_Short problem_
Convert the stretch of the material from its start through the line containing "- post-meta: 顾北时 05-13: [90, 486, 141, 497]" into a Markdown table with the columns Row and Line, numbering each line and leaving out blank lines.

_Record list_
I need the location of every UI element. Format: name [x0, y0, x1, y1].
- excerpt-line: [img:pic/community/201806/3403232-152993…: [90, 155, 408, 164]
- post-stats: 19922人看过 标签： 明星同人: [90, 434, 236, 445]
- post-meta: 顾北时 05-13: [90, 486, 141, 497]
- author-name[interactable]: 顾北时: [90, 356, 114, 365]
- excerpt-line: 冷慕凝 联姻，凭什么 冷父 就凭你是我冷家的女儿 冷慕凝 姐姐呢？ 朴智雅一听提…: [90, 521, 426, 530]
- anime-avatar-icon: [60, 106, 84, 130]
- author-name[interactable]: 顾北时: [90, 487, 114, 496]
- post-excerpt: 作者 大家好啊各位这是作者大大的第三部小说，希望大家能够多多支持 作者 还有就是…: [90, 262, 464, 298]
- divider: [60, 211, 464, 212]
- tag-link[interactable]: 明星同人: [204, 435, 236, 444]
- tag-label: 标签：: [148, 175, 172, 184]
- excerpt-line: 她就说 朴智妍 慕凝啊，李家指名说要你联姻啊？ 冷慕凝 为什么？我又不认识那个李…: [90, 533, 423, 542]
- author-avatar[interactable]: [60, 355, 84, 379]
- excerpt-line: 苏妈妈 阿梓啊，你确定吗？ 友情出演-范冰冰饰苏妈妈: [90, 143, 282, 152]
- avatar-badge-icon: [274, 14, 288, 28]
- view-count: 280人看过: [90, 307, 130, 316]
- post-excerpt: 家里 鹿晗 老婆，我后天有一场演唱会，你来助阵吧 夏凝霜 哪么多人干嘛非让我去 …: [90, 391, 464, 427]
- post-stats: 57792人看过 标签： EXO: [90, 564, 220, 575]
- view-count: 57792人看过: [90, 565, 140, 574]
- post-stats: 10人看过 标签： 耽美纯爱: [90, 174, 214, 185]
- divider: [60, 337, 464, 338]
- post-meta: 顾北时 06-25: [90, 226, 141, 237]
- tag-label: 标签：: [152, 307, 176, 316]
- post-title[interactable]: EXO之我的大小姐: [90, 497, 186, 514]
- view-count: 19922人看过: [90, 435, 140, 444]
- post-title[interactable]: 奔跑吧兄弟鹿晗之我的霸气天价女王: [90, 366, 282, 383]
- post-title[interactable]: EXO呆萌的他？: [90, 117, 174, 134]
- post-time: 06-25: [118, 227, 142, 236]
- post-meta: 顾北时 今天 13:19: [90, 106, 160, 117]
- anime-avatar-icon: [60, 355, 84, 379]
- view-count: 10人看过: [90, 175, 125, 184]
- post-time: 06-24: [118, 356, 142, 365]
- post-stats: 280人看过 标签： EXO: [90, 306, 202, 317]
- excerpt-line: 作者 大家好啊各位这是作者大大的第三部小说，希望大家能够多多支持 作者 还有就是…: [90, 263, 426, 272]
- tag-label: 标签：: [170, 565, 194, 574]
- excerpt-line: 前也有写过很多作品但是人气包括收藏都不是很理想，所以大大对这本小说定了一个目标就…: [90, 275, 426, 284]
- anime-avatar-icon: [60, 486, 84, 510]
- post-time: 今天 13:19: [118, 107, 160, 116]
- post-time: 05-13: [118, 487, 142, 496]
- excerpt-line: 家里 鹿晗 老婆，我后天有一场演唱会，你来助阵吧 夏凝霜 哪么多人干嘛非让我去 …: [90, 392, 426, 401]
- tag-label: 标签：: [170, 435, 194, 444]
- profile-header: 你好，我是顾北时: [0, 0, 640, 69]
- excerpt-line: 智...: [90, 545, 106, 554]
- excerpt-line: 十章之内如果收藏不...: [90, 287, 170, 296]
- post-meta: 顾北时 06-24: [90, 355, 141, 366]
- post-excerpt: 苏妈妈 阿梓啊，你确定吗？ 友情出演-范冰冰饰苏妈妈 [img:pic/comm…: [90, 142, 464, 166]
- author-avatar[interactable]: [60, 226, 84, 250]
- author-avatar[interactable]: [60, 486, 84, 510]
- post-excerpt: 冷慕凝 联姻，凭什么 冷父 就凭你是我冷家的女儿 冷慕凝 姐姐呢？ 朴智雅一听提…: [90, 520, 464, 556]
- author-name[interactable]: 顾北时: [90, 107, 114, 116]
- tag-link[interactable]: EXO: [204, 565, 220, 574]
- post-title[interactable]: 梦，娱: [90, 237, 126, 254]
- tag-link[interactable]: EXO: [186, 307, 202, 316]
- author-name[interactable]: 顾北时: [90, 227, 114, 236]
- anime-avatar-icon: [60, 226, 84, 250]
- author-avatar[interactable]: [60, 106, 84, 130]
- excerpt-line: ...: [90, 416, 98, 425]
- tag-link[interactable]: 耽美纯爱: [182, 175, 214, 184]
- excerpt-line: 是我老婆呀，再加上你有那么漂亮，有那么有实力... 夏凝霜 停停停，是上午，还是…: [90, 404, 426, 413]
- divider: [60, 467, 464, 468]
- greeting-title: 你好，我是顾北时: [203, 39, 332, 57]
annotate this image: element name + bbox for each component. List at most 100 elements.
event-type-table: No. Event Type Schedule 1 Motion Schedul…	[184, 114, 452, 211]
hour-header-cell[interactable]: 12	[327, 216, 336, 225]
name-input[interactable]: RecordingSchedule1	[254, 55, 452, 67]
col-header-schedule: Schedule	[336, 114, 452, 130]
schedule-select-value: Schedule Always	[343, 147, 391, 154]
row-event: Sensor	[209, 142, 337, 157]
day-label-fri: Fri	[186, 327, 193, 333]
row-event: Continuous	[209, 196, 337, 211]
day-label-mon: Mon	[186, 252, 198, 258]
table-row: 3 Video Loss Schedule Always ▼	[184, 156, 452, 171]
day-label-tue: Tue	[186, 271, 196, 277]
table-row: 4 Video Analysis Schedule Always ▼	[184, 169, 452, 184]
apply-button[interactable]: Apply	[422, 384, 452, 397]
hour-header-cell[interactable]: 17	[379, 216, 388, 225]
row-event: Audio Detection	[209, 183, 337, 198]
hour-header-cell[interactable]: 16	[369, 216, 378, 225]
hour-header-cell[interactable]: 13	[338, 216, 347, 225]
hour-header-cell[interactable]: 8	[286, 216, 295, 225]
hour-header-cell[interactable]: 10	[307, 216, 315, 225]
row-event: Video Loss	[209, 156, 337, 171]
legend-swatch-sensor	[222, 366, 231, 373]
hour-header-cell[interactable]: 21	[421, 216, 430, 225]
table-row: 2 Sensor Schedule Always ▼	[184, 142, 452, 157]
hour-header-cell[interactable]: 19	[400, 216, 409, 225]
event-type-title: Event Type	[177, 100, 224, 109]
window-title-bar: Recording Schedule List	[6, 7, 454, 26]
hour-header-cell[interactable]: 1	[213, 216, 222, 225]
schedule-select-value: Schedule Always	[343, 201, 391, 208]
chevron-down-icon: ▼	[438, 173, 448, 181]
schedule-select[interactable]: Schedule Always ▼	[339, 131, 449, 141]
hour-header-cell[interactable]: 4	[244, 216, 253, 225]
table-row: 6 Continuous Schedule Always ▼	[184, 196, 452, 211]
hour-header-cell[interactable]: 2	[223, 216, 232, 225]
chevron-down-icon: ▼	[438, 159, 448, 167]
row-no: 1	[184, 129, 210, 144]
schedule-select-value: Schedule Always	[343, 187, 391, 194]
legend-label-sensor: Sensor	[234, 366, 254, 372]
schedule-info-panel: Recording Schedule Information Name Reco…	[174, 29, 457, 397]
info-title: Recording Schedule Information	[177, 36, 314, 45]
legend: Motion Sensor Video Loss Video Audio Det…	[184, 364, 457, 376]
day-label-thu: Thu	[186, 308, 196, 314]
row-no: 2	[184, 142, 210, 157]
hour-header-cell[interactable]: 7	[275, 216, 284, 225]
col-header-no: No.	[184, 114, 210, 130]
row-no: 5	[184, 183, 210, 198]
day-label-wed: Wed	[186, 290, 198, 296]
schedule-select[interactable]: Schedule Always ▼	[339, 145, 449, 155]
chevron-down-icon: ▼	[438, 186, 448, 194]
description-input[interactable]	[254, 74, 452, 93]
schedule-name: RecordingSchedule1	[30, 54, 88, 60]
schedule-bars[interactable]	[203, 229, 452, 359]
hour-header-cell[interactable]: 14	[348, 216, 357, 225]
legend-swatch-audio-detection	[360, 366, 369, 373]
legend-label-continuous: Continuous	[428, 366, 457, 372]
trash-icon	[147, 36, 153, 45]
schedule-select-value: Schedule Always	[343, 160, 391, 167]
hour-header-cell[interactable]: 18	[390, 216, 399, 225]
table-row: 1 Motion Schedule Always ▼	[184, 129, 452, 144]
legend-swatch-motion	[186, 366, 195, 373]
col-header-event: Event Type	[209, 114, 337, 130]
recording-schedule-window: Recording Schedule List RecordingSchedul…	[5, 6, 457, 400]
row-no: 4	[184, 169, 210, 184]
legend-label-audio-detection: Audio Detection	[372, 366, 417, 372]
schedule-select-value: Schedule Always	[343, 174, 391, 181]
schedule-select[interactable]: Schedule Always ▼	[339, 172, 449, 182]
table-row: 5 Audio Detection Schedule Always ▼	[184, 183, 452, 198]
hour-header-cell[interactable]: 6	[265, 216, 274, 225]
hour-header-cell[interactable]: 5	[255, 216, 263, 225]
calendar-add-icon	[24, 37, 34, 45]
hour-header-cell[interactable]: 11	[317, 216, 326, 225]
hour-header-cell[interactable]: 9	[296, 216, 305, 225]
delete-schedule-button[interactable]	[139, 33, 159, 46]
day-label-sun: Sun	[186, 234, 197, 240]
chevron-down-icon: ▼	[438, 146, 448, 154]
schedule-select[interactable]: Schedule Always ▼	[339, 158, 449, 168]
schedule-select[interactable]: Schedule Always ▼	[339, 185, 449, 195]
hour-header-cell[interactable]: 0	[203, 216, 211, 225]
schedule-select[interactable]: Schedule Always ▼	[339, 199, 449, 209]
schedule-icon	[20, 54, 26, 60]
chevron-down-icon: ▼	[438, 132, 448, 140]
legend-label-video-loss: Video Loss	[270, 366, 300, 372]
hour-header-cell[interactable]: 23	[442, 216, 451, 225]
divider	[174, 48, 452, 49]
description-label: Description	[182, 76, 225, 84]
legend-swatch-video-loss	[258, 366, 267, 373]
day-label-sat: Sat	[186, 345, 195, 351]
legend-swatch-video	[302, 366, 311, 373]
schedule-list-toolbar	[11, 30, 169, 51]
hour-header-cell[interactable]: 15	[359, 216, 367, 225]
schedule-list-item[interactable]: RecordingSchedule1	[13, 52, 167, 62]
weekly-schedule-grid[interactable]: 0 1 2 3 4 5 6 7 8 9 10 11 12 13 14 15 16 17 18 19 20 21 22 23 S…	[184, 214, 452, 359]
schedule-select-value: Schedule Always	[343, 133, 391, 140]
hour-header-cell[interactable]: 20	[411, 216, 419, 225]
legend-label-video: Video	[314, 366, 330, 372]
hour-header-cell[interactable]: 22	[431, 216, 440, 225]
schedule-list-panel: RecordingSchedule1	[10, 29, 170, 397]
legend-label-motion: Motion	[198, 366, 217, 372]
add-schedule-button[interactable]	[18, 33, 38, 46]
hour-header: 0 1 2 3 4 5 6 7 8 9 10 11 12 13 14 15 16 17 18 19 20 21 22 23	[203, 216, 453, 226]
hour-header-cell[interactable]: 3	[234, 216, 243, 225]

_Problem solution_
| Row | Line |
|---|---|
| 1 | I need the location of every UI element. Format: name [x0, y0, x1, y1]. |
| 2 | - excerpt-line: [img:pic/community/201806/3403232-152993…: [90, 155, 408, 164] |
| 3 | - post-stats: 19922人看过 标签： 明星同人: [90, 434, 236, 445] |
| 4 | - post-meta: 顾北时 05-13: [90, 486, 141, 497] |